---- MATERIAL SUPPLIED

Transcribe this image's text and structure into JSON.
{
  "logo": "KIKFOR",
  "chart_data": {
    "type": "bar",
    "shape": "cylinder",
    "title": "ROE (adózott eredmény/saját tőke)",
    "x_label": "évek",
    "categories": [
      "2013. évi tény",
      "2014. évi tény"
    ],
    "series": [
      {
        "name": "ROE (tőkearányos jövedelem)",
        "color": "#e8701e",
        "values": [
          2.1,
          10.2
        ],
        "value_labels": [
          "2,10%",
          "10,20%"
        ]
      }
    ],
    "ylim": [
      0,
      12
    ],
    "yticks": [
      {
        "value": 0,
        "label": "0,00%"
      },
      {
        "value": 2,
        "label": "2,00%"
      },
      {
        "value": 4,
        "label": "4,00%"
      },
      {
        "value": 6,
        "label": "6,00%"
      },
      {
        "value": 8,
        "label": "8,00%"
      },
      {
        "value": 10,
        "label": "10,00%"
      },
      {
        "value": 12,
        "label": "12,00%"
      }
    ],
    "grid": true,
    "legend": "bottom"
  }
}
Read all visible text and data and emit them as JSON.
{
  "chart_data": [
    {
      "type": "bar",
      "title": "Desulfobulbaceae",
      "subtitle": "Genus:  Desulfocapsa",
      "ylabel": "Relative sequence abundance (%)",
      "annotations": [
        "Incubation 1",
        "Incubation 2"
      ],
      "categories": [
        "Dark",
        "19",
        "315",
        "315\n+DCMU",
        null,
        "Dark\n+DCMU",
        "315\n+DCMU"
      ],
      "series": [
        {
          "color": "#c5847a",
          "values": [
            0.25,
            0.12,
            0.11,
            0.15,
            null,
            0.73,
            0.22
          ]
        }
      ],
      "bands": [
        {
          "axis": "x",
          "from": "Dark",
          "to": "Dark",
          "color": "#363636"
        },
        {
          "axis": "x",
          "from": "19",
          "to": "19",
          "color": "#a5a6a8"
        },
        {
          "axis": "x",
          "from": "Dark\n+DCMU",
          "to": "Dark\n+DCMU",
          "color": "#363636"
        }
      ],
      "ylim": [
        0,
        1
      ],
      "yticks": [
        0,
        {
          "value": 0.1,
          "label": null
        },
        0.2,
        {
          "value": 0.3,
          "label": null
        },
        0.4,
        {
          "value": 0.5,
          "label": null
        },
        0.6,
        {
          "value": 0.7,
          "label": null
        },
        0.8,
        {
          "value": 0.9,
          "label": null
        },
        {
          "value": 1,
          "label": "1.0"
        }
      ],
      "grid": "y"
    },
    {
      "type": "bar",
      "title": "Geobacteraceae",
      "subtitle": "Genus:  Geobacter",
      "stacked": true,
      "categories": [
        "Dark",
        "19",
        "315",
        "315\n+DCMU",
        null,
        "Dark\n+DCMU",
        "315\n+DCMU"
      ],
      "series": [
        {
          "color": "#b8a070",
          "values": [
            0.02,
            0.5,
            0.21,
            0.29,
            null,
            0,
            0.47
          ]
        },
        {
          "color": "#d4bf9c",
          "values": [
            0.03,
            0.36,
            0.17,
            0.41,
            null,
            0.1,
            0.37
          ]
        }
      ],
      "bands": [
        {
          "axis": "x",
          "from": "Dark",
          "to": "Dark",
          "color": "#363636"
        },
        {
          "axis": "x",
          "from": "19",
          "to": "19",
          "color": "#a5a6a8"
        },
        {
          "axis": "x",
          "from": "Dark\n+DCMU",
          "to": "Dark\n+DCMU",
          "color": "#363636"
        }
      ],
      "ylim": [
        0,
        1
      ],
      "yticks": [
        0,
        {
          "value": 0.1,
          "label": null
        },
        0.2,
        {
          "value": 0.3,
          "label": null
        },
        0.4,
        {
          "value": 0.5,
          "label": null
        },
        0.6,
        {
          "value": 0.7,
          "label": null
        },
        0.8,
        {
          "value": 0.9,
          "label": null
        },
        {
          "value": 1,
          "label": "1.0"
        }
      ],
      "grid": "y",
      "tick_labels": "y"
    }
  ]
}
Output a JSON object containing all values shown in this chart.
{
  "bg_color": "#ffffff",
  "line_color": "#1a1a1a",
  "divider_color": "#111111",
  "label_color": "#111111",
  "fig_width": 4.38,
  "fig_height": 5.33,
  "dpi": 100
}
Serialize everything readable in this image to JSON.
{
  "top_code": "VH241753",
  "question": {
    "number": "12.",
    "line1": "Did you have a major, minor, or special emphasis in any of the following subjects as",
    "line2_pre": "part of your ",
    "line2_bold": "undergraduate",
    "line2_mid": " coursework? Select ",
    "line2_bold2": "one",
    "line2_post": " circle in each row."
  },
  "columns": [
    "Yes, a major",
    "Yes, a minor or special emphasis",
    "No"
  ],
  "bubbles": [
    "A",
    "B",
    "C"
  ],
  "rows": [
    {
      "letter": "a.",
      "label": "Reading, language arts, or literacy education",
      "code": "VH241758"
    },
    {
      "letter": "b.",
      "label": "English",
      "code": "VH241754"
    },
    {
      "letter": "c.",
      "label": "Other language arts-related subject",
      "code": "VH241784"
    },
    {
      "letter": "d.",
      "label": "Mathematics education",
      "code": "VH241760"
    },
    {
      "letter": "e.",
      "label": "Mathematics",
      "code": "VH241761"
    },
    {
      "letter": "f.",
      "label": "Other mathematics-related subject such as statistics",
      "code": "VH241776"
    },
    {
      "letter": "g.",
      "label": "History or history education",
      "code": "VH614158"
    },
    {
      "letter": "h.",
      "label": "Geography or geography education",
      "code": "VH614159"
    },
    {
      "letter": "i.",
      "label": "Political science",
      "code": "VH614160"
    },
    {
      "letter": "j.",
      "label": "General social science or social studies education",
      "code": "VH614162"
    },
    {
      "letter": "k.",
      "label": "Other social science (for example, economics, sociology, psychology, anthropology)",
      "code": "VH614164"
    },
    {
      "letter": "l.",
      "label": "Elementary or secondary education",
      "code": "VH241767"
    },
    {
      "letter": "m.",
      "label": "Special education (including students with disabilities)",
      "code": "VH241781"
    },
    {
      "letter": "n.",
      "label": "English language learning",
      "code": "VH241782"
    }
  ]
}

--------

EXERCISE = Your task is to reproduce the whole listing exactly.

THE ANSWER =
Transcribe this image's text and structure into JSON.
{
  "logo": "KIKFOR",
  "chart_data": {
    "type": "bar",
    "shape": "cylinder",
    "title": "ROE (adózott eredmény/saját tőke)",
    "x_label": "évek",
    "categories": [
      "2013. évi tény",
      "2014. évi tény"
    ],
    "series": [
      {
        "name": "ROE (tőkearányos jövedelem)",
        "color": "#e8701e",
        "values": [
          2.1,
          10.2
        ],
        "value_labels": [
          "2,10%",
          "10,20%"
        ]
      }
    ],
    "ylim": [
      0,
      12
    ],
    "yticks": [
      {
        "value": 0,
        "label": "0,00%"
      },
      {
        "value": 2,
        "label": "2,00%"
      },
      {
        "value": 4,
        "label": "4,00%"
      },
      {
        "value": 6,
        "label": "6,00%"
      },
      {
        "value": 8,
        "label": "8,00%"
      },
      {
        "value": 10,
        "label": "10,00%"
      },
      {
        "value": 12,
        "label": "12,00%"
      }
    ],
    "grid": true,
    "legend": "bottom"
  }
}
Read all visible text and data and emit them as JSON.
{
  "chart_data": [
    {
      "type": "bar",
      "title": "Desulfobulbaceae",
      "subtitle": "Genus:  Desulfocapsa",
      "ylabel": "Relative sequence abundance (%)",
      "annotations": [
        "Incubation 1",
        "Incubation 2"
      ],
      "categories": [
        "Dark",
        "19",
        "315",
        "315\n+DCMU",
        null,
        "Dark\n+DCMU",
        "315\n+DCMU"
      ],
      "series": [
        {
          "color": "#c5847a",
          "values": [
            0.25,
            0.12,
            0.11,
            0.15,
            null,
            0.73,
            0.22
          ]
        }
      ],
      "bands": [
        {
          "axis": "x",
          "from": "Dark",
          "to": "Dark",
          "color": "#363636"
        },
        {
          "axis": "x",
          "from": "19",
          "to": "19",
          "color": "#a5a6a8"
        },
        {
          "axis": "x",
          "from": "Dark\n+DCMU",
          "to": "Dark\n+DCMU",
          "color": "#363636"
        }
      ],
      "ylim": [
        0,
        1
      ],
      "yticks": [
        0,
        {
          "value": 0.1,
          "label": null
        },
        0.2,
        {
          "value": 0.3,
          "label": null
        },
        0.4,
        {
          "value": 0.5,
          "label": null
        },
        0.6,
        {
          "value": 0.7,
          "label": null
        },
        0.8,
        {
          "value": 0.9,
          "label": null
        },
        {
          "value": 1,
          "label": "1.0"
        }
      ],
      "grid": "y"
    },
    {
      "type": "bar",
      "title": "Geobacteraceae",
      "subtitle": "Genus:  Geobacter",
      "stacked": true,
      "categories": [
        "Dark",
        "19",
        "315",
        "315\n+DCMU",
        null,
        "Dark\n+DCMU",
        "315\n+DCMU"
      ],
      "series": [
        {
          "color": "#b8a070",
          "values": [
            0.02,
            0.5,
            0.21,
            0.29,
            null,
            0,
            0.47
          ]
        },
        {
          "color": "#d4bf9c",
          "values": [
            0.03,
            0.36,
            0.17,
            0.41,
            null,
            0.1,
            0.37
          ]
        }
      ],
      "bands": [
        {
          "axis": "x",
          "from": "Dark",
          "to": "Dark",
          "color": "#363636"
        },
        {
          "axis": "x",
          "from": "19",
          "to": "19",
          "color": "#a5a6a8"
        },
        {
          "axis": "x",
          "from": "Dark\n+DCMU",
          "to": "Dark\n+DCMU",
          "color": "#363636"
        }
      ],
      "ylim": [
        0,
        1
      ],
      "yticks": [
        0,
        {
          "value": 0.1,
          "label": null
        },
        0.2,
        {
          "value": 0.3,
          "label": null
        },
        0.4,
        {
          "value": 0.5,
          "label": null
        },
        0.6,
        {
          "value": 0.7,
          "label": null
        },
        0.8,
        {
          "value": 0.9,
          "label": null
        },
        {
          "value": 1,
          "label": "1.0"
        }
      ],
      "grid": "y",
      "tick_labels": "y"
    }
  ]
}
Output a JSON object containing all values shown in this chart.
{
  "bg_color": "#ffffff",
  "line_color": "#1a1a1a",
  "divider_color": "#111111",
  "label_color": "#111111",
  "fig_width": 4.38,
  "fig_height": 5.33,
  "dpi": 100
}
Serialize everything readable in this image to JSON.
{
  "top_code": "VH241753",
  "question": {
    "number": "12.",
    "line1": "Did you have a major, minor, or special emphasis in any of the following subjects as",
    "line2_pre": "part of your ",
    "line2_bold": "undergraduate",
    "line2_mid": " coursework? Select ",
    "line2_bold2": "one",
    "line2_post": " circle in each row."
  },
  "columns": [
    "Yes, a major",
    "Yes, a minor or special emphasis",
    "No"
  ],
  "bubbles": [
    "A",
    "B",
    "C"
  ],
  "rows": [
    {
      "letter": "a.",
      "label": "Reading, language arts, or literacy education",
      "code": "VH241758"
    },
    {
      "letter": "b.",
      "label": "English",
      "code": "VH241754"
    },
    {
      "letter": "c.",
      "label": "Other language arts-related subject",
      "code": "VH241784"
    },
    {
      "letter": "d.",
      "label": "Mathematics education",
      "code": "VH241760"
    },
    {
      "letter": "e.",
      "label": "Mathematics",
      "code": "VH241761"
    },
    {
      "letter": "f.",
      "label": "Other mathematics-related subject such as statistics",
      "code": "VH241776"
    },
    {
      "letter": "g.",
      "label": "History or history education",
      "code": "VH614158"
    },
    {
      "letter": "h.",
      "label": "Geography or geography education",
      "code": "VH614159"
    },
    {
      "letter": "i.",
      "label": "Political science",
      "code": "VH614160"
    },
    {
      "letter": "j.",
      "label": "General social science or social studies education",
      "code": "VH614162"
    },
    {
      "letter": "k.",
      "label": "Other social science (for example, economics, sociology, psychology, anthropology)",
      "code": "VH614164"
    },
    {
      "letter": "l.",
      "label": "Elementary or secondary education",
      "code": "VH241767"
    },
    {
      "letter": "m.",
      "label": "Special education (including students with disabilities)",
      "code": "VH241781"
    },
    {
      "letter": "n.",
      "label": "English language learning",
      "code": "VH241782"
    }
  ]
}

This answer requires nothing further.